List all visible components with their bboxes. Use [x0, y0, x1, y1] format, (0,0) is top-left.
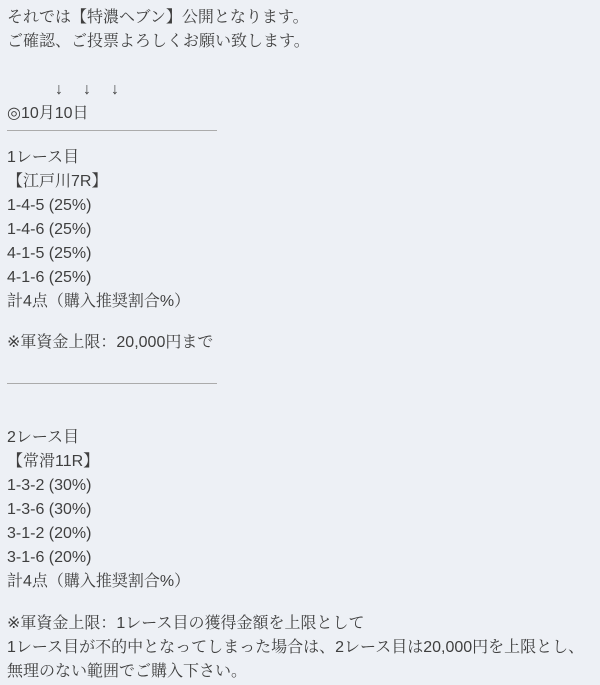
bet-total: 計4点（購入推奨割合%） [7, 290, 593, 314]
race-note: ※軍資金上限：1レース目の獲得金額を上限として [7, 612, 593, 636]
bet-line: 1-4-6 (25%) [7, 218, 593, 242]
race-section-2: 2レース目 【常滑11R】 1-3-2 (30%) 1-3-6 (30%) 3-… [7, 426, 593, 684]
race-note-block: ※軍資金上限：20,000円まで [7, 331, 593, 355]
race-venue: 【常滑11R】 [7, 450, 593, 474]
bet-line: 3-1-2 (20%) [7, 522, 593, 546]
race-section-1: 1レース目 【江戸川7R】 1-4-5 (25%) 1-4-6 (25%) 4-… [7, 146, 593, 355]
race-venue: 【江戸川7R】 [7, 170, 593, 194]
race-title: 2レース目 [7, 426, 593, 450]
divider [7, 130, 217, 131]
date-heading: ◎10月10日 [7, 102, 593, 126]
intro-line-1: それでは【特濃ヘブン】公開となります。 [7, 6, 593, 30]
intro-line-2: ご確認、ご投票よろしくお願い致します。 [7, 30, 593, 54]
bet-line: 3-1-6 (20%) [7, 546, 593, 570]
bet-line: 1-3-6 (30%) [7, 498, 593, 522]
bet-total: 計4点（購入推奨割合%） [7, 570, 593, 594]
race-note: ※軍資金上限：20,000円まで [7, 331, 593, 355]
race-title: 1レース目 [7, 146, 593, 170]
message-body: それでは【特濃ヘブン】公開となります。 ご確認、ご投票よろしくお願い致します。 … [0, 0, 600, 685]
divider [7, 383, 217, 384]
bet-line: 1-3-2 (30%) [7, 474, 593, 498]
bet-line: 4-1-5 (25%) [7, 242, 593, 266]
race-note-block: ※軍資金上限：1レース目の獲得金額を上限として 1レース目が不的中となってしまっ… [7, 612, 593, 684]
down-arrows-icon: ↓ ↓ ↓ [7, 78, 593, 102]
race-note: 1レース目が不的中となってしまった場合は、2レース目は20,000円を上限とし、… [7, 636, 593, 684]
bet-line: 1-4-5 (25%) [7, 194, 593, 218]
bet-line: 4-1-6 (25%) [7, 266, 593, 290]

## DESCRIPTION OF THE TASK
Write out every line of the records above again, character for character, but leave out the picture.

## FINAL RESULT
List all visible components with their bboxes. Use [x0, y0, x1, y1] format, (0,0) is top-left.
bet-total: 計4点（購入推奨割合%） [7, 290, 593, 314]
race-note: ※軍資金上限：1レース目の獲得金額を上限として [7, 612, 593, 636]
bet-line: 1-4-6 (25%) [7, 218, 593, 242]
race-section-2: 2レース目 【常滑11R】 1-3-2 (30%) 1-3-6 (30%) 3-… [7, 426, 593, 684]
race-note-block: ※軍資金上限：20,000円まで [7, 331, 593, 355]
race-venue: 【常滑11R】 [7, 450, 593, 474]
bet-line: 3-1-2 (20%) [7, 522, 593, 546]
race-section-1: 1レース目 【江戸川7R】 1-4-5 (25%) 1-4-6 (25%) 4-… [7, 146, 593, 355]
race-venue: 【江戸川7R】 [7, 170, 593, 194]
race-title: 2レース目 [7, 426, 593, 450]
divider [7, 130, 217, 131]
date-heading: ◎10月10日 [7, 102, 593, 126]
intro-line-1: それでは【特濃ヘブン】公開となります。 [7, 6, 593, 30]
intro-line-2: ご確認、ご投票よろしくお願い致します。 [7, 30, 593, 54]
bet-line: 3-1-6 (20%) [7, 546, 593, 570]
bet-line: 1-3-6 (30%) [7, 498, 593, 522]
bet-total: 計4点（購入推奨割合%） [7, 570, 593, 594]
race-note: ※軍資金上限：20,000円まで [7, 331, 593, 355]
race-title: 1レース目 [7, 146, 593, 170]
message-body: それでは【特濃ヘブン】公開となります。 ご確認、ご投票よろしくお願い致します。 … [0, 0, 600, 685]
divider [7, 383, 217, 384]
bet-line: 1-3-2 (30%) [7, 474, 593, 498]
bet-line: 4-1-5 (25%) [7, 242, 593, 266]
race-note-block: ※軍資金上限：1レース目の獲得金額を上限として 1レース目が不的中となってしまっ… [7, 612, 593, 684]
down-arrows-icon: ↓ ↓ ↓ [7, 78, 593, 102]
race-note: 1レース目が不的中となってしまった場合は、2レース目は20,000円を上限とし、… [7, 636, 593, 684]
bet-line: 1-4-5 (25%) [7, 194, 593, 218]
bet-line: 4-1-6 (25%) [7, 266, 593, 290]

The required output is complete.